*YOUR OBJECTIVE*:
Repeat the entries that follow verbatim, without any of their pictures.

· · · · · · ·

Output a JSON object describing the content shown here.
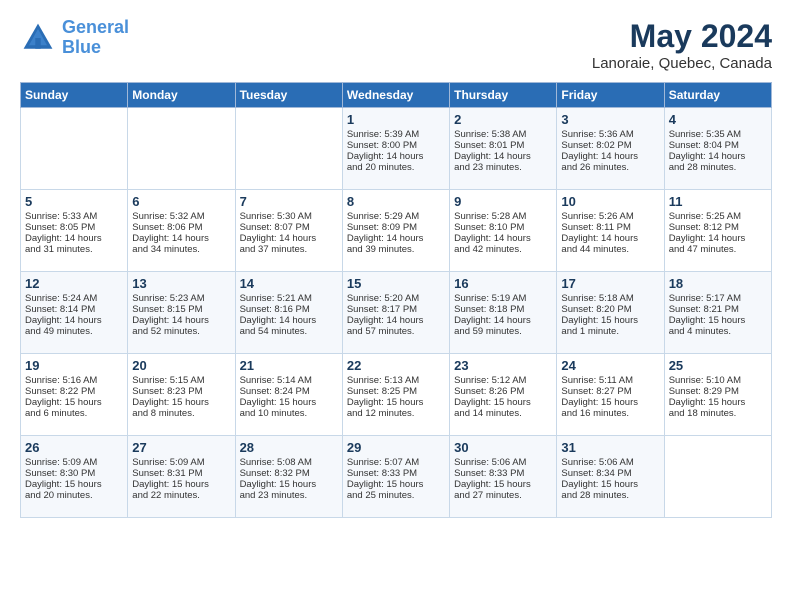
{
  "logo": {
    "line1": "General",
    "line2": "Blue"
  },
  "title": "May 2024",
  "subtitle": "Lanoraie, Quebec, Canada",
  "days_of_week": [
    "Sunday",
    "Monday",
    "Tuesday",
    "Wednesday",
    "Thursday",
    "Friday",
    "Saturday"
  ],
  "weeks": [
    [
      {
        "day": "",
        "info": ""
      },
      {
        "day": "",
        "info": ""
      },
      {
        "day": "",
        "info": ""
      },
      {
        "day": "1",
        "info": "Sunrise: 5:39 AM\nSunset: 8:00 PM\nDaylight: 14 hours\nand 20 minutes."
      },
      {
        "day": "2",
        "info": "Sunrise: 5:38 AM\nSunset: 8:01 PM\nDaylight: 14 hours\nand 23 minutes."
      },
      {
        "day": "3",
        "info": "Sunrise: 5:36 AM\nSunset: 8:02 PM\nDaylight: 14 hours\nand 26 minutes."
      },
      {
        "day": "4",
        "info": "Sunrise: 5:35 AM\nSunset: 8:04 PM\nDaylight: 14 hours\nand 28 minutes."
      }
    ],
    [
      {
        "day": "5",
        "info": "Sunrise: 5:33 AM\nSunset: 8:05 PM\nDaylight: 14 hours\nand 31 minutes."
      },
      {
        "day": "6",
        "info": "Sunrise: 5:32 AM\nSunset: 8:06 PM\nDaylight: 14 hours\nand 34 minutes."
      },
      {
        "day": "7",
        "info": "Sunrise: 5:30 AM\nSunset: 8:07 PM\nDaylight: 14 hours\nand 37 minutes."
      },
      {
        "day": "8",
        "info": "Sunrise: 5:29 AM\nSunset: 8:09 PM\nDaylight: 14 hours\nand 39 minutes."
      },
      {
        "day": "9",
        "info": "Sunrise: 5:28 AM\nSunset: 8:10 PM\nDaylight: 14 hours\nand 42 minutes."
      },
      {
        "day": "10",
        "info": "Sunrise: 5:26 AM\nSunset: 8:11 PM\nDaylight: 14 hours\nand 44 minutes."
      },
      {
        "day": "11",
        "info": "Sunrise: 5:25 AM\nSunset: 8:12 PM\nDaylight: 14 hours\nand 47 minutes."
      }
    ],
    [
      {
        "day": "12",
        "info": "Sunrise: 5:24 AM\nSunset: 8:14 PM\nDaylight: 14 hours\nand 49 minutes."
      },
      {
        "day": "13",
        "info": "Sunrise: 5:23 AM\nSunset: 8:15 PM\nDaylight: 14 hours\nand 52 minutes."
      },
      {
        "day": "14",
        "info": "Sunrise: 5:21 AM\nSunset: 8:16 PM\nDaylight: 14 hours\nand 54 minutes."
      },
      {
        "day": "15",
        "info": "Sunrise: 5:20 AM\nSunset: 8:17 PM\nDaylight: 14 hours\nand 57 minutes."
      },
      {
        "day": "16",
        "info": "Sunrise: 5:19 AM\nSunset: 8:18 PM\nDaylight: 14 hours\nand 59 minutes."
      },
      {
        "day": "17",
        "info": "Sunrise: 5:18 AM\nSunset: 8:20 PM\nDaylight: 15 hours\nand 1 minute."
      },
      {
        "day": "18",
        "info": "Sunrise: 5:17 AM\nSunset: 8:21 PM\nDaylight: 15 hours\nand 4 minutes."
      }
    ],
    [
      {
        "day": "19",
        "info": "Sunrise: 5:16 AM\nSunset: 8:22 PM\nDaylight: 15 hours\nand 6 minutes."
      },
      {
        "day": "20",
        "info": "Sunrise: 5:15 AM\nSunset: 8:23 PM\nDaylight: 15 hours\nand 8 minutes."
      },
      {
        "day": "21",
        "info": "Sunrise: 5:14 AM\nSunset: 8:24 PM\nDaylight: 15 hours\nand 10 minutes."
      },
      {
        "day": "22",
        "info": "Sunrise: 5:13 AM\nSunset: 8:25 PM\nDaylight: 15 hours\nand 12 minutes."
      },
      {
        "day": "23",
        "info": "Sunrise: 5:12 AM\nSunset: 8:26 PM\nDaylight: 15 hours\nand 14 minutes."
      },
      {
        "day": "24",
        "info": "Sunrise: 5:11 AM\nSunset: 8:27 PM\nDaylight: 15 hours\nand 16 minutes."
      },
      {
        "day": "25",
        "info": "Sunrise: 5:10 AM\nSunset: 8:29 PM\nDaylight: 15 hours\nand 18 minutes."
      }
    ],
    [
      {
        "day": "26",
        "info": "Sunrise: 5:09 AM\nSunset: 8:30 PM\nDaylight: 15 hours\nand 20 minutes."
      },
      {
        "day": "27",
        "info": "Sunrise: 5:09 AM\nSunset: 8:31 PM\nDaylight: 15 hours\nand 22 minutes."
      },
      {
        "day": "28",
        "info": "Sunrise: 5:08 AM\nSunset: 8:32 PM\nDaylight: 15 hours\nand 23 minutes."
      },
      {
        "day": "29",
        "info": "Sunrise: 5:07 AM\nSunset: 8:33 PM\nDaylight: 15 hours\nand 25 minutes."
      },
      {
        "day": "30",
        "info": "Sunrise: 5:06 AM\nSunset: 8:33 PM\nDaylight: 15 hours\nand 27 minutes."
      },
      {
        "day": "31",
        "info": "Sunrise: 5:06 AM\nSunset: 8:34 PM\nDaylight: 15 hours\nand 28 minutes."
      },
      {
        "day": "",
        "info": ""
      }
    ]
  ]
}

· · · · · · ·

*WORKED ANSWER*:
Output a JSON object describing the content shown here.
{
  "logo": {
    "line1": "General",
    "line2": "Blue"
  },
  "title": "May 2024",
  "subtitle": "Lanoraie, Quebec, Canada",
  "days_of_week": [
    "Sunday",
    "Monday",
    "Tuesday",
    "Wednesday",
    "Thursday",
    "Friday",
    "Saturday"
  ],
  "weeks": [
    [
      {
        "day": "",
        "info": ""
      },
      {
        "day": "",
        "info": ""
      },
      {
        "day": "",
        "info": ""
      },
      {
        "day": "1",
        "info": "Sunrise: 5:39 AM\nSunset: 8:00 PM\nDaylight: 14 hours\nand 20 minutes."
      },
      {
        "day": "2",
        "info": "Sunrise: 5:38 AM\nSunset: 8:01 PM\nDaylight: 14 hours\nand 23 minutes."
      },
      {
        "day": "3",
        "info": "Sunrise: 5:36 AM\nSunset: 8:02 PM\nDaylight: 14 hours\nand 26 minutes."
      },
      {
        "day": "4",
        "info": "Sunrise: 5:35 AM\nSunset: 8:04 PM\nDaylight: 14 hours\nand 28 minutes."
      }
    ],
    [
      {
        "day": "5",
        "info": "Sunrise: 5:33 AM\nSunset: 8:05 PM\nDaylight: 14 hours\nand 31 minutes."
      },
      {
        "day": "6",
        "info": "Sunrise: 5:32 AM\nSunset: 8:06 PM\nDaylight: 14 hours\nand 34 minutes."
      },
      {
        "day": "7",
        "info": "Sunrise: 5:30 AM\nSunset: 8:07 PM\nDaylight: 14 hours\nand 37 minutes."
      },
      {
        "day": "8",
        "info": "Sunrise: 5:29 AM\nSunset: 8:09 PM\nDaylight: 14 hours\nand 39 minutes."
      },
      {
        "day": "9",
        "info": "Sunrise: 5:28 AM\nSunset: 8:10 PM\nDaylight: 14 hours\nand 42 minutes."
      },
      {
        "day": "10",
        "info": "Sunrise: 5:26 AM\nSunset: 8:11 PM\nDaylight: 14 hours\nand 44 minutes."
      },
      {
        "day": "11",
        "info": "Sunrise: 5:25 AM\nSunset: 8:12 PM\nDaylight: 14 hours\nand 47 minutes."
      }
    ],
    [
      {
        "day": "12",
        "info": "Sunrise: 5:24 AM\nSunset: 8:14 PM\nDaylight: 14 hours\nand 49 minutes."
      },
      {
        "day": "13",
        "info": "Sunrise: 5:23 AM\nSunset: 8:15 PM\nDaylight: 14 hours\nand 52 minutes."
      },
      {
        "day": "14",
        "info": "Sunrise: 5:21 AM\nSunset: 8:16 PM\nDaylight: 14 hours\nand 54 minutes."
      },
      {
        "day": "15",
        "info": "Sunrise: 5:20 AM\nSunset: 8:17 PM\nDaylight: 14 hours\nand 57 minutes."
      },
      {
        "day": "16",
        "info": "Sunrise: 5:19 AM\nSunset: 8:18 PM\nDaylight: 14 hours\nand 59 minutes."
      },
      {
        "day": "17",
        "info": "Sunrise: 5:18 AM\nSunset: 8:20 PM\nDaylight: 15 hours\nand 1 minute."
      },
      {
        "day": "18",
        "info": "Sunrise: 5:17 AM\nSunset: 8:21 PM\nDaylight: 15 hours\nand 4 minutes."
      }
    ],
    [
      {
        "day": "19",
        "info": "Sunrise: 5:16 AM\nSunset: 8:22 PM\nDaylight: 15 hours\nand 6 minutes."
      },
      {
        "day": "20",
        "info": "Sunrise: 5:15 AM\nSunset: 8:23 PM\nDaylight: 15 hours\nand 8 minutes."
      },
      {
        "day": "21",
        "info": "Sunrise: 5:14 AM\nSunset: 8:24 PM\nDaylight: 15 hours\nand 10 minutes."
      },
      {
        "day": "22",
        "info": "Sunrise: 5:13 AM\nSunset: 8:25 PM\nDaylight: 15 hours\nand 12 minutes."
      },
      {
        "day": "23",
        "info": "Sunrise: 5:12 AM\nSunset: 8:26 PM\nDaylight: 15 hours\nand 14 minutes."
      },
      {
        "day": "24",
        "info": "Sunrise: 5:11 AM\nSunset: 8:27 PM\nDaylight: 15 hours\nand 16 minutes."
      },
      {
        "day": "25",
        "info": "Sunrise: 5:10 AM\nSunset: 8:29 PM\nDaylight: 15 hours\nand 18 minutes."
      }
    ],
    [
      {
        "day": "26",
        "info": "Sunrise: 5:09 AM\nSunset: 8:30 PM\nDaylight: 15 hours\nand 20 minutes."
      },
      {
        "day": "27",
        "info": "Sunrise: 5:09 AM\nSunset: 8:31 PM\nDaylight: 15 hours\nand 22 minutes."
      },
      {
        "day": "28",
        "info": "Sunrise: 5:08 AM\nSunset: 8:32 PM\nDaylight: 15 hours\nand 23 minutes."
      },
      {
        "day": "29",
        "info": "Sunrise: 5:07 AM\nSunset: 8:33 PM\nDaylight: 15 hours\nand 25 minutes."
      },
      {
        "day": "30",
        "info": "Sunrise: 5:06 AM\nSunset: 8:33 PM\nDaylight: 15 hours\nand 27 minutes."
      },
      {
        "day": "31",
        "info": "Sunrise: 5:06 AM\nSunset: 8:34 PM\nDaylight: 15 hours\nand 28 minutes."
      },
      {
        "day": "",
        "info": ""
      }
    ]
  ]
}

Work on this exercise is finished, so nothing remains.